╭──
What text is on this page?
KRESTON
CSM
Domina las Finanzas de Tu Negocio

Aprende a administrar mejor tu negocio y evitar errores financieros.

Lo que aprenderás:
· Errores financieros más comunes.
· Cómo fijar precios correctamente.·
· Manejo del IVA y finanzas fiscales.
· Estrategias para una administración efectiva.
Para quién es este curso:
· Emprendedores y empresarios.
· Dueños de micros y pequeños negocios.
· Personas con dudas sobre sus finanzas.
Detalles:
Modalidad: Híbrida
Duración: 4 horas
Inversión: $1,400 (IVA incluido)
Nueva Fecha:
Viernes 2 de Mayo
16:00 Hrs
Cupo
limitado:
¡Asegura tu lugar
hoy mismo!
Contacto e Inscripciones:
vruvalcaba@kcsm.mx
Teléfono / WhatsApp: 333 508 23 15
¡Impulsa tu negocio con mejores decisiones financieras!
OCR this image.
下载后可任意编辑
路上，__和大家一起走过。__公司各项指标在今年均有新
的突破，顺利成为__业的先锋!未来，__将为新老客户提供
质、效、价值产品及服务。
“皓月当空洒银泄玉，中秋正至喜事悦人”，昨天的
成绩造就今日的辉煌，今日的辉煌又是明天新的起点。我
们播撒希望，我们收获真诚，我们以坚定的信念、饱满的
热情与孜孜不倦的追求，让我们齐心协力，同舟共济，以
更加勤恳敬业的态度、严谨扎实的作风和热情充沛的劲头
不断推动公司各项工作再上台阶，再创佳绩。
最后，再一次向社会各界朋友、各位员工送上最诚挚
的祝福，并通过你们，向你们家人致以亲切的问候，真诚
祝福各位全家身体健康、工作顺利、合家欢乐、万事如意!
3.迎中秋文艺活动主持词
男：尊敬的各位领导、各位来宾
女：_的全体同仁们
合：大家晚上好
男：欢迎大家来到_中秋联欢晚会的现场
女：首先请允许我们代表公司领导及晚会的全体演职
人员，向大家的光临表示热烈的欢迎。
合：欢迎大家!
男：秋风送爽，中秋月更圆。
╰──
* [REQUEST]
Copy out every entry again, exactly as it was given.

* [EXERCISE RESPONSE]
What text is on this page?
KRESTON
CSM
Domina las Finanzas de Tu Negocio

Aprende a administrar mejor tu negocio y evitar errores financieros.

Lo que aprenderás:
· Errores financieros más comunes.
· Cómo fijar precios correctamente.·
· Manejo del IVA y finanzas fiscales.
· Estrategias para una administración efectiva.
Para quién es este curso:
· Emprendedores y empresarios.
· Dueños de micros y pequeños negocios.
· Personas con dudas sobre sus finanzas.
Detalles:
Modalidad: Híbrida
Duración: 4 horas
Inversión: $1,400 (IVA incluido)
Nueva Fecha:
Viernes 2 de Mayo
16:00 Hrs
Cupo
limitado:
¡Asegura tu lugar
hoy mismo!
Contacto e Inscripciones:
vruvalcaba@kcsm.mx
Teléfono / WhatsApp: 333 508 23 15
¡Impulsa tu negocio con mejores decisiones financieras!
OCR this image.
下载后可任意编辑
路上，__和大家一起走过。__公司各项指标在今年均有新
的突破，顺利成为__业的先锋!未来，__将为新老客户提供
质、效、价值产品及服务。
“皓月当空洒银泄玉，中秋正至喜事悦人”，昨天的
成绩造就今日的辉煌，今日的辉煌又是明天新的起点。我
们播撒希望，我们收获真诚，我们以坚定的信念、饱满的
热情与孜孜不倦的追求，让我们齐心协力，同舟共济，以
更加勤恳敬业的态度、严谨扎实的作风和热情充沛的劲头
不断推动公司各项工作再上台阶，再创佳绩。
最后，再一次向社会各界朋友、各位员工送上最诚挚
的祝福，并通过你们，向你们家人致以亲切的问候，真诚
祝福各位全家身体健康、工作顺利、合家欢乐、万事如意!
3.迎中秋文艺活动主持词
男：尊敬的各位领导、各位来宾
女：_的全体同仁们
合：大家晚上好
男：欢迎大家来到_中秋联欢晚会的现场
女：首先请允许我们代表公司领导及晚会的全体演职
人员，向大家的光临表示热烈的欢迎。
合：欢迎大家!
男：秋风送爽，中秋月更圆。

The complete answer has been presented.